Prompt: From the listing below, extract each line containing the string "Windows".

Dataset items
.....

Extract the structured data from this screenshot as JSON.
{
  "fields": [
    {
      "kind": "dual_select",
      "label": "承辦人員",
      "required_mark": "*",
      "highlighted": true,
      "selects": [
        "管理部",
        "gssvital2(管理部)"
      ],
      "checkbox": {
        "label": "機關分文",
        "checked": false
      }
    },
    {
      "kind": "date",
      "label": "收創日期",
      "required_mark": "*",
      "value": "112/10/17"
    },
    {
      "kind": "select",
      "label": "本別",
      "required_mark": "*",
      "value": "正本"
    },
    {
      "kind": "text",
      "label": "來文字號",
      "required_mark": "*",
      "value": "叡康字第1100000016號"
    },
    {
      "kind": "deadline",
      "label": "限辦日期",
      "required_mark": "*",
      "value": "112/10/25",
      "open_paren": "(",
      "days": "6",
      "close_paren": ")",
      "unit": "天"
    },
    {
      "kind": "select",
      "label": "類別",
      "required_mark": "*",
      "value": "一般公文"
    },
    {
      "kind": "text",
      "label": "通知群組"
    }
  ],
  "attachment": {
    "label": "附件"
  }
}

.....

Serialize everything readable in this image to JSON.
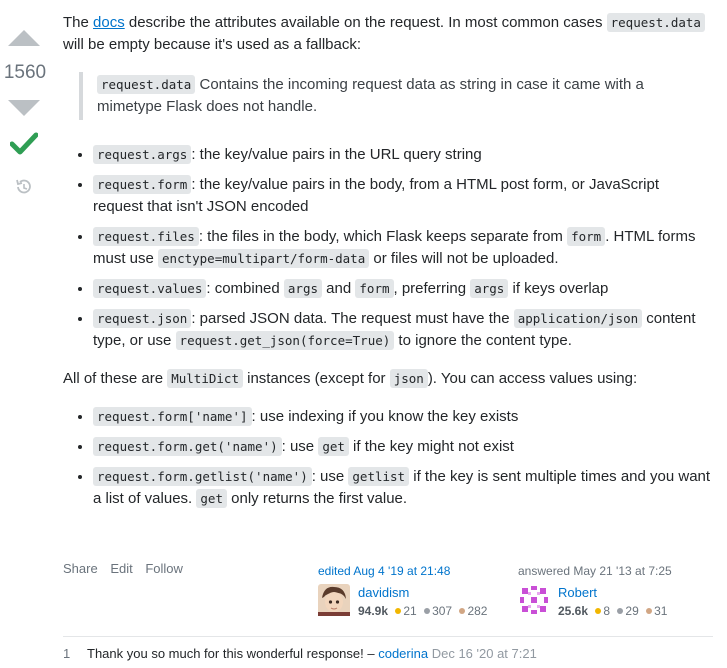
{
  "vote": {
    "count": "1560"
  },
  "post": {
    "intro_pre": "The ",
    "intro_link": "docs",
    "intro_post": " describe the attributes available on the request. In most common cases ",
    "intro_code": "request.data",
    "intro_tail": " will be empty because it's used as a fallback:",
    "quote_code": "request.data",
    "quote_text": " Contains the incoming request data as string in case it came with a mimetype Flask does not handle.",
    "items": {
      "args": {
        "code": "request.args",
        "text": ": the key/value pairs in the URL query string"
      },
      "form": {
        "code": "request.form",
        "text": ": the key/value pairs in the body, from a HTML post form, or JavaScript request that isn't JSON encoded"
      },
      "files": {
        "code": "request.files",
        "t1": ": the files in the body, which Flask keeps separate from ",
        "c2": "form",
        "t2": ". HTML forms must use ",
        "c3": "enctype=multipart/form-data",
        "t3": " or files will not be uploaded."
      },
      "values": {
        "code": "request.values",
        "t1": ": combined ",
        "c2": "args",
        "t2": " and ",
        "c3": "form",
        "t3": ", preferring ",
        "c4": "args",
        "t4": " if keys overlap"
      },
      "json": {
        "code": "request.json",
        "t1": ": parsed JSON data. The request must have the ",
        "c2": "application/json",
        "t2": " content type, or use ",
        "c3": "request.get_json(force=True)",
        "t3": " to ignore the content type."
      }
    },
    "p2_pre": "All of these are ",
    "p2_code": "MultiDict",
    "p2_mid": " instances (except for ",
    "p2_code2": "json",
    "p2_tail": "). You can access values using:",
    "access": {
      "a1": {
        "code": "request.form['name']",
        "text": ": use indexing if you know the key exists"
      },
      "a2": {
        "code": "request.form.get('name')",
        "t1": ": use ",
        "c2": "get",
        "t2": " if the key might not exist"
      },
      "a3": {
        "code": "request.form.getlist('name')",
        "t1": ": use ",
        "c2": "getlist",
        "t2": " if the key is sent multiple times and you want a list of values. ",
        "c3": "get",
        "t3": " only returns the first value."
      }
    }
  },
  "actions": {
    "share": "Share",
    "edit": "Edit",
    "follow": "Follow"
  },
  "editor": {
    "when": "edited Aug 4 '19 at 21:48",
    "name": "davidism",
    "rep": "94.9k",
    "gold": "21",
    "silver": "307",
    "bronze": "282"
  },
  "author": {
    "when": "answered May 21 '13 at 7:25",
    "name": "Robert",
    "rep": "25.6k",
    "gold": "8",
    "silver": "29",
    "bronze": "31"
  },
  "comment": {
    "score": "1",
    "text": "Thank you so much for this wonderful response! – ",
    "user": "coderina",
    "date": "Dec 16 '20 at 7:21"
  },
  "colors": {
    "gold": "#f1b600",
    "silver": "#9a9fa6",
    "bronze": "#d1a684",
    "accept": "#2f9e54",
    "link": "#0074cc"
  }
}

.....

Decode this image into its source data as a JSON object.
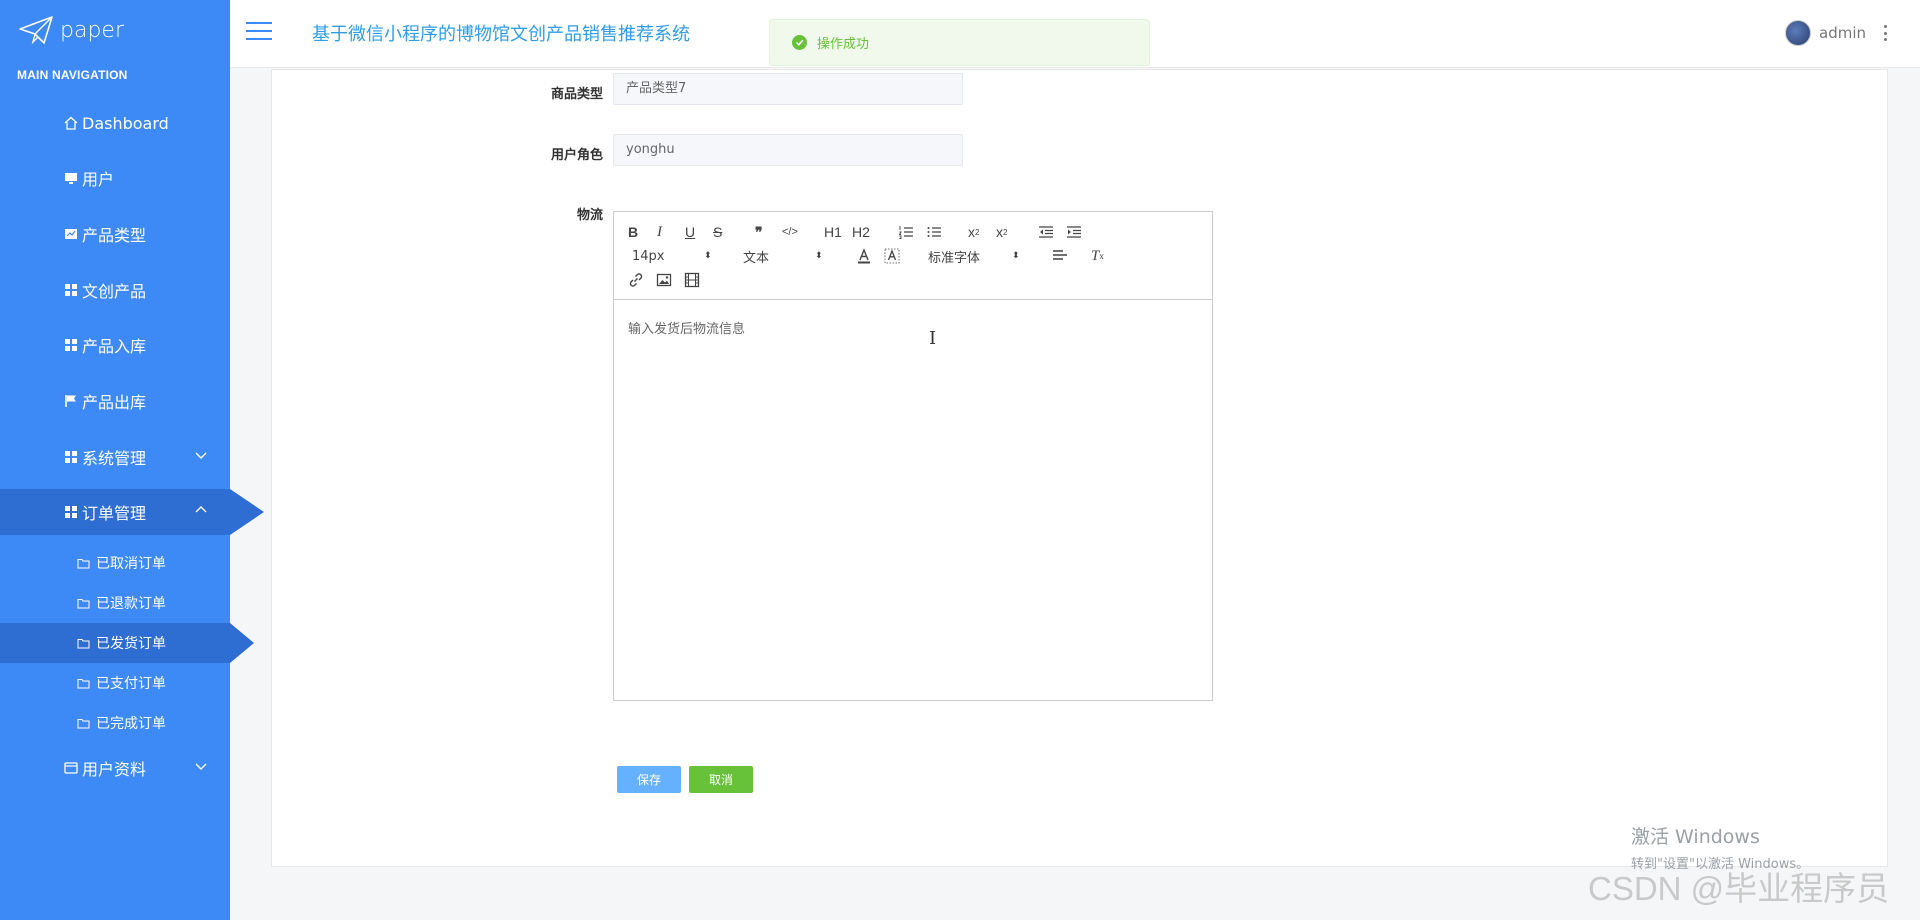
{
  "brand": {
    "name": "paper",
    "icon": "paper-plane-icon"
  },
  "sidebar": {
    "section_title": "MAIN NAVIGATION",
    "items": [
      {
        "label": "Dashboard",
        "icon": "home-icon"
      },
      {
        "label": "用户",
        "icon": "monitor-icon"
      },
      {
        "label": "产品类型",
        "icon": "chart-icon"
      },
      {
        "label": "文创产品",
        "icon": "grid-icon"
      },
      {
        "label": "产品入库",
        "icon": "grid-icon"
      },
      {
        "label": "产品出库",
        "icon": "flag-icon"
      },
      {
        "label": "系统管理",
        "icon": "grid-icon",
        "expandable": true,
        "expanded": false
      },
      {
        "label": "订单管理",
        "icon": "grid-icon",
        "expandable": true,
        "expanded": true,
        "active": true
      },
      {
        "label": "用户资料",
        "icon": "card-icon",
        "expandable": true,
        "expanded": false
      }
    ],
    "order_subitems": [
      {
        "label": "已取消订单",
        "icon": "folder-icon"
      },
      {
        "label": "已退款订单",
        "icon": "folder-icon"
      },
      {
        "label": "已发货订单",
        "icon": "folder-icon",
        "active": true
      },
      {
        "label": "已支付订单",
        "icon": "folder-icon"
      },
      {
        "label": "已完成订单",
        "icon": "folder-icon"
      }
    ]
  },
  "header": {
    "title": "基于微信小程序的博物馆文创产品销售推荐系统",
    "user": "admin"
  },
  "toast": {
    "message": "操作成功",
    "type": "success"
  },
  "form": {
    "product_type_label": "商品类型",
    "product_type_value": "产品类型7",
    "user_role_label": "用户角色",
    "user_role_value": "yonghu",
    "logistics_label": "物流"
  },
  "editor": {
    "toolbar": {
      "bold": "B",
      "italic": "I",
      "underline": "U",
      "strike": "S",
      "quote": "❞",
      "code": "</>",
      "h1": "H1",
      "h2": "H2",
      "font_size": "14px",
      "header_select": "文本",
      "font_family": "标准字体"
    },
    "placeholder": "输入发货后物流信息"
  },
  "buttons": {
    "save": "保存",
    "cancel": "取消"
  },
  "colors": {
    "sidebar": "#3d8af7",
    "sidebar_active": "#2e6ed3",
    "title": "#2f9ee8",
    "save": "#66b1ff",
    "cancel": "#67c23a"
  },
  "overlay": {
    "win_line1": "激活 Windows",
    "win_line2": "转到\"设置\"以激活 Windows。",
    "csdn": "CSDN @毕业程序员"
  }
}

.....

Full solution:
    "win_line1": "激活 Windows",
    "win_line2": "转到\"设置\"以激活 Windows。",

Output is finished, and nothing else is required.